**Description of the task**
Write the entries below out again exactly; any picture in them stays out.
>>>>
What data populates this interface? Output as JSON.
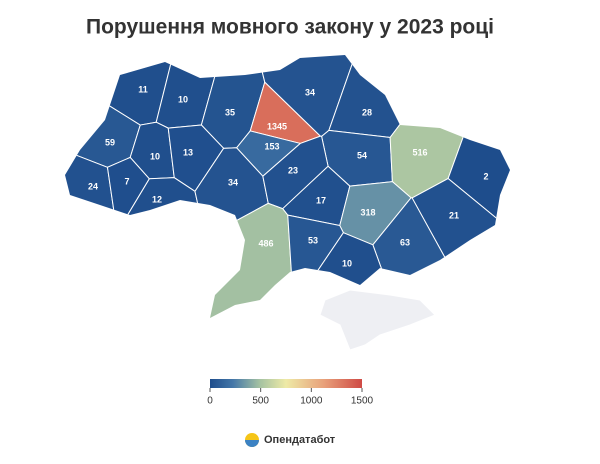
{
  "title": "Порушення мовного закону у 2023 році",
  "regions": [
    11,
    10,
    35,
    1345,
    153,
    34,
    28,
    59,
    10,
    13,
    54,
    516,
    24,
    7,
    12,
    34,
    23,
    2,
    17,
    318,
    21,
    486,
    53,
    63,
    10
  ],
  "colorbar": {
    "range": [
      0,
      1500
    ],
    "ticks": [
      0,
      500,
      1000,
      1500
    ]
  },
  "brand": "Опендатабот"
}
<<<<
**Result of this task**
What data populates this interface? Output as JSON.
{
  "title": "Порушення мовного закону у 2023 році",
  "regions": [
    11,
    10,
    35,
    1345,
    153,
    34,
    28,
    59,
    10,
    13,
    54,
    516,
    24,
    7,
    12,
    34,
    23,
    2,
    17,
    318,
    21,
    486,
    53,
    63,
    10
  ],
  "colorbar": {
    "range": [
      0,
      1500
    ],
    "ticks": [
      0,
      500,
      1000,
      1500
    ]
  },
  "brand": "Опендатабот"
}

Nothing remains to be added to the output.